What the task requires:
Restate the listing that follows word for word, without its pictures.

Records for this exercise:
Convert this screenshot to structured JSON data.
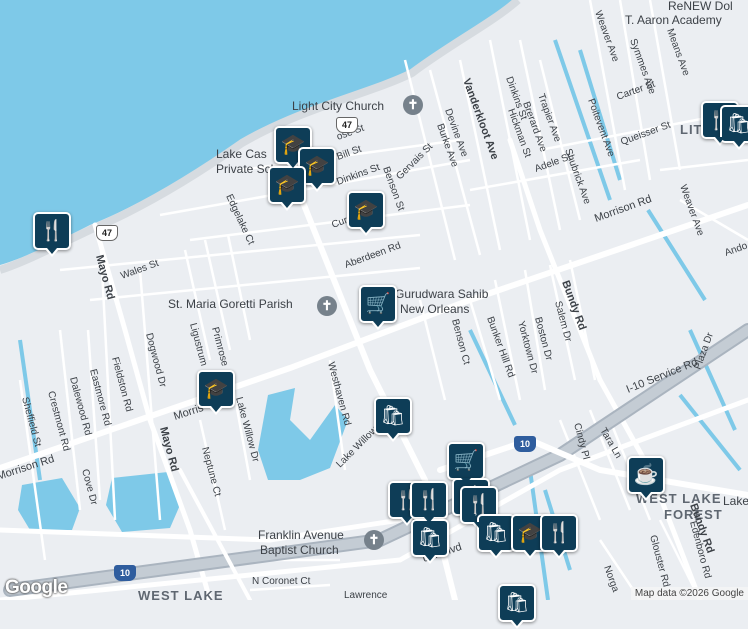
{
  "map": {
    "neighborhoods": {
      "little_woods": "LIT",
      "west_lake_forest_1": "WEST LAKE",
      "west_lake_forest_2": "FOREST",
      "west_lake_bottom": "WEST LAKE",
      "lake_top_right": "Lake"
    },
    "places": {
      "renew_1": "ReNEW Dol",
      "renew_2": "T. Aaron Academy",
      "light_city_church": "Light City Church",
      "lake_castle_1": "Lake Cas",
      "lake_castle_2": "Private Sch",
      "st_maria": "St. Maria Goretti Parish",
      "gurudwara_1": "Gurudwara Sahib",
      "gurudwara_2": "New Orleans",
      "franklin_1": "Franklin Avenue",
      "franklin_2": "Baptist Church"
    },
    "streets": {
      "vanderkloot": "Vanderkloot Ave",
      "dinkins": "Dinkins St",
      "trapier": "Trapier Ave",
      "brerard": "Brerard Ave",
      "hickman": "Hickman St",
      "devine": "Devine Ave",
      "burke": "Burke Ave",
      "weaver_top": "Weaver Ave",
      "symmes": "Symmes Ave",
      "means": "Means Ave",
      "poitevent": "Poitevent Ave",
      "carter": "Carter St",
      "quesser": "Queisser St",
      "shubrick": "Shubrick Ave",
      "adele": "Adele St",
      "morrison_east": "Morrison Rd",
      "weaver_right": "Weaver Ave",
      "andover": "Ando",
      "gervais": "Gervais St",
      "dinkins2": "Dinkins St",
      "bill": "Bill St",
      "ose": "ose St",
      "benson_top": "Benson St",
      "curran": "Curr",
      "aberdeen": "Aberdeen Rd",
      "edgelake": "Edgelake Ct",
      "wales": "Wales St",
      "mayo_top": "Mayo Rd",
      "mayo_bottom": "Mayo Rd",
      "fieldston": "Fieldston Rd",
      "eastmore": "Eastmore Rd",
      "dalewood": "Dalewood Rd",
      "crestmont": "Crestmont Rd",
      "sheffield": "Sheffield St",
      "dogwood": "Dogwood Dr",
      "ligustrum": "Ligustrum",
      "primrose": "Primrose",
      "lake_willow_dr": "Lake Willow Dr",
      "neptune": "Neptune Ct",
      "cove": "Cove Dr",
      "morrison_west": "Morrison Rd",
      "morrison_mid": "Morris",
      "westhaven": "Westhaven Rd",
      "lake_willow": "Lake Willow",
      "benson_ct": "Benson Ct",
      "bunker_hill": "Bunker Hill Rd",
      "yorktown": "Yorktown Dr",
      "boston": "Boston Dr",
      "salem": "Salem Dr",
      "bundy_top": "Bundy Rd",
      "bundy_bottom": "Bundy Rd",
      "i10_service": "I-10 Service Rd",
      "plaza": "Plaza Dr",
      "cindy": "Cindy Pl",
      "tara": "Tara Ln",
      "glouster": "Glouster Rd",
      "edenboro": "Edenboro Rd",
      "norgate": "Norga",
      "crowder": "der Blvd",
      "lake_forest_blvd": "La",
      "n_coronet": "N Coronet Ct",
      "lawrence": "Lawrence"
    },
    "route_shields": {
      "r47_top": "47",
      "r47_left": "47",
      "i10_a": "10",
      "i10_b": "10",
      "i10_c": "10"
    },
    "attribution": "Map data ©2026 Google",
    "logo": "Google"
  },
  "markers": [
    {
      "name": "school-marker",
      "icon": "graduation-cap-icon",
      "glyph": "🎓"
    },
    {
      "name": "school-marker",
      "icon": "graduation-cap-icon",
      "glyph": "🎓"
    },
    {
      "name": "school-marker",
      "icon": "graduation-cap-icon",
      "glyph": "🎓"
    },
    {
      "name": "school-marker",
      "icon": "graduation-cap-icon",
      "glyph": "🎓"
    },
    {
      "name": "restaurant-marker",
      "icon": "fork-knife-icon",
      "glyph": "🍴"
    },
    {
      "name": "grocery-marker",
      "icon": "shopping-cart-icon",
      "glyph": "🛒"
    },
    {
      "name": "school-marker",
      "icon": "graduation-cap-icon",
      "glyph": "🎓"
    },
    {
      "name": "shopping-marker",
      "icon": "shopping-bag-icon",
      "glyph": "🛍"
    },
    {
      "name": "grocery-marker",
      "icon": "shopping-cart-icon",
      "glyph": "🛒"
    },
    {
      "name": "restaurant-marker",
      "icon": "fork-knife-icon",
      "glyph": "🍴"
    },
    {
      "name": "restaurant-marker",
      "icon": "fork-knife-icon",
      "glyph": "🍴"
    },
    {
      "name": "restaurant-marker",
      "icon": "fork-knife-icon",
      "glyph": "🍴"
    },
    {
      "name": "restaurant-marker",
      "icon": "fork-knife-icon",
      "glyph": "🍴"
    },
    {
      "name": "shopping-marker",
      "icon": "shopping-bag-icon",
      "glyph": "🛍"
    },
    {
      "name": "shopping-marker",
      "icon": "shopping-bag-icon",
      "glyph": "🛍"
    },
    {
      "name": "school-marker",
      "icon": "graduation-cap-icon",
      "glyph": "🎓"
    },
    {
      "name": "restaurant-marker",
      "icon": "fork-knife-icon",
      "glyph": "🍴"
    },
    {
      "name": "cafe-marker",
      "icon": "coffee-cup-icon",
      "glyph": "☕"
    },
    {
      "name": "restaurant-marker",
      "icon": "fork-knife-icon",
      "glyph": "🍴"
    },
    {
      "name": "shopping-marker",
      "icon": "shopping-bag-icon",
      "glyph": "🛍"
    },
    {
      "name": "shopping-marker",
      "icon": "shopping-bag-icon",
      "glyph": "🛍"
    }
  ],
  "colors": {
    "water": "#7ec9e8",
    "land": "#ebeef2",
    "highway": "#aab4bf",
    "marker": "#0e3d57"
  }
}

Task answer:
Convert this screenshot to structured JSON data.
{
  "map": {
    "neighborhoods": {
      "little_woods": "LIT",
      "west_lake_forest_1": "WEST LAKE",
      "west_lake_forest_2": "FOREST",
      "west_lake_bottom": "WEST LAKE",
      "lake_top_right": "Lake"
    },
    "places": {
      "renew_1": "ReNEW Dol",
      "renew_2": "T. Aaron Academy",
      "light_city_church": "Light City Church",
      "lake_castle_1": "Lake Cas",
      "lake_castle_2": "Private Sch",
      "st_maria": "St. Maria Goretti Parish",
      "gurudwara_1": "Gurudwara Sahib",
      "gurudwara_2": "New Orleans",
      "franklin_1": "Franklin Avenue",
      "franklin_2": "Baptist Church"
    },
    "streets": {
      "vanderkloot": "Vanderkloot Ave",
      "dinkins": "Dinkins St",
      "trapier": "Trapier Ave",
      "brerard": "Brerard Ave",
      "hickman": "Hickman St",
      "devine": "Devine Ave",
      "burke": "Burke Ave",
      "weaver_top": "Weaver Ave",
      "symmes": "Symmes Ave",
      "means": "Means Ave",
      "poitevent": "Poitevent Ave",
      "carter": "Carter St",
      "quesser": "Queisser St",
      "shubrick": "Shubrick Ave",
      "adele": "Adele St",
      "morrison_east": "Morrison Rd",
      "weaver_right": "Weaver Ave",
      "andover": "Ando",
      "gervais": "Gervais St",
      "dinkins2": "Dinkins St",
      "bill": "Bill St",
      "ose": "ose St",
      "benson_top": "Benson St",
      "curran": "Curr",
      "aberdeen": "Aberdeen Rd",
      "edgelake": "Edgelake Ct",
      "wales": "Wales St",
      "mayo_top": "Mayo Rd",
      "mayo_bottom": "Mayo Rd",
      "fieldston": "Fieldston Rd",
      "eastmore": "Eastmore Rd",
      "dalewood": "Dalewood Rd",
      "crestmont": "Crestmont Rd",
      "sheffield": "Sheffield St",
      "dogwood": "Dogwood Dr",
      "ligustrum": "Ligustrum",
      "primrose": "Primrose",
      "lake_willow_dr": "Lake Willow Dr",
      "neptune": "Neptune Ct",
      "cove": "Cove Dr",
      "morrison_west": "Morrison Rd",
      "morrison_mid": "Morris",
      "westhaven": "Westhaven Rd",
      "lake_willow": "Lake Willow",
      "benson_ct": "Benson Ct",
      "bunker_hill": "Bunker Hill Rd",
      "yorktown": "Yorktown Dr",
      "boston": "Boston Dr",
      "salem": "Salem Dr",
      "bundy_top": "Bundy Rd",
      "bundy_bottom": "Bundy Rd",
      "i10_service": "I-10 Service Rd",
      "plaza": "Plaza Dr",
      "cindy": "Cindy Pl",
      "tara": "Tara Ln",
      "glouster": "Glouster Rd",
      "edenboro": "Edenboro Rd",
      "norgate": "Norga",
      "crowder": "der Blvd",
      "lake_forest_blvd": "La",
      "n_coronet": "N Coronet Ct",
      "lawrence": "Lawrence"
    },
    "route_shields": {
      "r47_top": "47",
      "r47_left": "47",
      "i10_a": "10",
      "i10_b": "10",
      "i10_c": "10"
    },
    "attribution": "Map data ©2026 Google",
    "logo": "Google"
  },
  "markers": [
    {
      "name": "school-marker",
      "icon": "graduation-cap-icon",
      "glyph": "🎓"
    },
    {
      "name": "school-marker",
      "icon": "graduation-cap-icon",
      "glyph": "🎓"
    },
    {
      "name": "school-marker",
      "icon": "graduation-cap-icon",
      "glyph": "🎓"
    },
    {
      "name": "school-marker",
      "icon": "graduation-cap-icon",
      "glyph": "🎓"
    },
    {
      "name": "restaurant-marker",
      "icon": "fork-knife-icon",
      "glyph": "🍴"
    },
    {
      "name": "grocery-marker",
      "icon": "shopping-cart-icon",
      "glyph": "🛒"
    },
    {
      "name": "school-marker",
      "icon": "graduation-cap-icon",
      "glyph": "🎓"
    },
    {
      "name": "shopping-marker",
      "icon": "shopping-bag-icon",
      "glyph": "🛍"
    },
    {
      "name": "grocery-marker",
      "icon": "shopping-cart-icon",
      "glyph": "🛒"
    },
    {
      "name": "restaurant-marker",
      "icon": "fork-knife-icon",
      "glyph": "🍴"
    },
    {
      "name": "restaurant-marker",
      "icon": "fork-knife-icon",
      "glyph": "🍴"
    },
    {
      "name": "restaurant-marker",
      "icon": "fork-knife-icon",
      "glyph": "🍴"
    },
    {
      "name": "restaurant-marker",
      "icon": "fork-knife-icon",
      "glyph": "🍴"
    },
    {
      "name": "shopping-marker",
      "icon": "shopping-bag-icon",
      "glyph": "🛍"
    },
    {
      "name": "shopping-marker",
      "icon": "shopping-bag-icon",
      "glyph": "🛍"
    },
    {
      "name": "school-marker",
      "icon": "graduation-cap-icon",
      "glyph": "🎓"
    },
    {
      "name": "restaurant-marker",
      "icon": "fork-knife-icon",
      "glyph": "🍴"
    },
    {
      "name": "cafe-marker",
      "icon": "coffee-cup-icon",
      "glyph": "☕"
    },
    {
      "name": "restaurant-marker",
      "icon": "fork-knife-icon",
      "glyph": "🍴"
    },
    {
      "name": "shopping-marker",
      "icon": "shopping-bag-icon",
      "glyph": "🛍"
    },
    {
      "name": "shopping-marker",
      "icon": "shopping-bag-icon",
      "glyph": "🛍"
    }
  ],
  "colors": {
    "water": "#7ec9e8",
    "land": "#ebeef2",
    "highway": "#aab4bf",
    "marker": "#0e3d57"
  }
}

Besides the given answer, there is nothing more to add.